__Short problem__
Copy the records below exactly, omitting any pictures they contain.

__Extracted material__
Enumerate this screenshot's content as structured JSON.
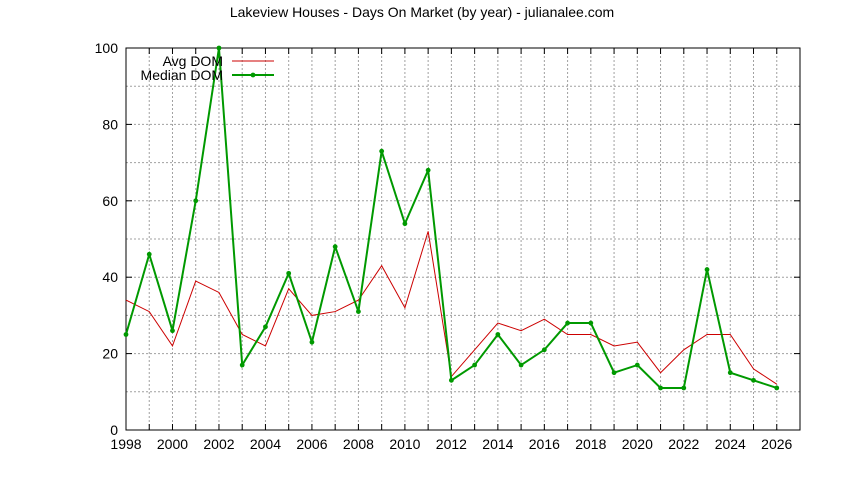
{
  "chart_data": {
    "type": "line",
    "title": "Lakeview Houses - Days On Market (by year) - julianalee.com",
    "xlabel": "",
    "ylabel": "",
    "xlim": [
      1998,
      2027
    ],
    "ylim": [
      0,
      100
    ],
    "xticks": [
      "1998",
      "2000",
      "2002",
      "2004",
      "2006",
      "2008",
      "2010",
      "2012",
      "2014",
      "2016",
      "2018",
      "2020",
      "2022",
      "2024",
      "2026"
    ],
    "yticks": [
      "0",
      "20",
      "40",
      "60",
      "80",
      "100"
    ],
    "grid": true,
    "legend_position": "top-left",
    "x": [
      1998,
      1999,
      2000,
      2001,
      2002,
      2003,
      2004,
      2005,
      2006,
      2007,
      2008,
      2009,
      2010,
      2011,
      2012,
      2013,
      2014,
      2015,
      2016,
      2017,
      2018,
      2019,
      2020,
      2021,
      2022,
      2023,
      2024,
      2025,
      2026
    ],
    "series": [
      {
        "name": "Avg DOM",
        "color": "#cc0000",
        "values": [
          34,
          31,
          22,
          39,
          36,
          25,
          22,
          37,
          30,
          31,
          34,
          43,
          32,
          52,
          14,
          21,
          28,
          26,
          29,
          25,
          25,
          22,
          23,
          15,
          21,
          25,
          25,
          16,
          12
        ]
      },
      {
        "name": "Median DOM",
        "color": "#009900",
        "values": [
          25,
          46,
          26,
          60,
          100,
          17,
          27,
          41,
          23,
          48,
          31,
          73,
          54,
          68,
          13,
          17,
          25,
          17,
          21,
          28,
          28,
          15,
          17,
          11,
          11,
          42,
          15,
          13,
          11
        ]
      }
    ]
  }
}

__Output for this exercise__
Enumerate this screenshot's content as structured JSON.
{
  "chart_data": {
    "type": "line",
    "title": "Lakeview Houses - Days On Market (by year) - julianalee.com",
    "xlabel": "",
    "ylabel": "",
    "xlim": [
      1998,
      2027
    ],
    "ylim": [
      0,
      100
    ],
    "xticks": [
      "1998",
      "2000",
      "2002",
      "2004",
      "2006",
      "2008",
      "2010",
      "2012",
      "2014",
      "2016",
      "2018",
      "2020",
      "2022",
      "2024",
      "2026"
    ],
    "yticks": [
      "0",
      "20",
      "40",
      "60",
      "80",
      "100"
    ],
    "grid": true,
    "legend_position": "top-left",
    "x": [
      1998,
      1999,
      2000,
      2001,
      2002,
      2003,
      2004,
      2005,
      2006,
      2007,
      2008,
      2009,
      2010,
      2011,
      2012,
      2013,
      2014,
      2015,
      2016,
      2017,
      2018,
      2019,
      2020,
      2021,
      2022,
      2023,
      2024,
      2025,
      2026
    ],
    "series": [
      {
        "name": "Avg DOM",
        "color": "#cc0000",
        "values": [
          34,
          31,
          22,
          39,
          36,
          25,
          22,
          37,
          30,
          31,
          34,
          43,
          32,
          52,
          14,
          21,
          28,
          26,
          29,
          25,
          25,
          22,
          23,
          15,
          21,
          25,
          25,
          16,
          12
        ]
      },
      {
        "name": "Median DOM",
        "color": "#009900",
        "values": [
          25,
          46,
          26,
          60,
          100,
          17,
          27,
          41,
          23,
          48,
          31,
          73,
          54,
          68,
          13,
          17,
          25,
          17,
          21,
          28,
          28,
          15,
          17,
          11,
          11,
          42,
          15,
          13,
          11
        ]
      }
    ]
  }
}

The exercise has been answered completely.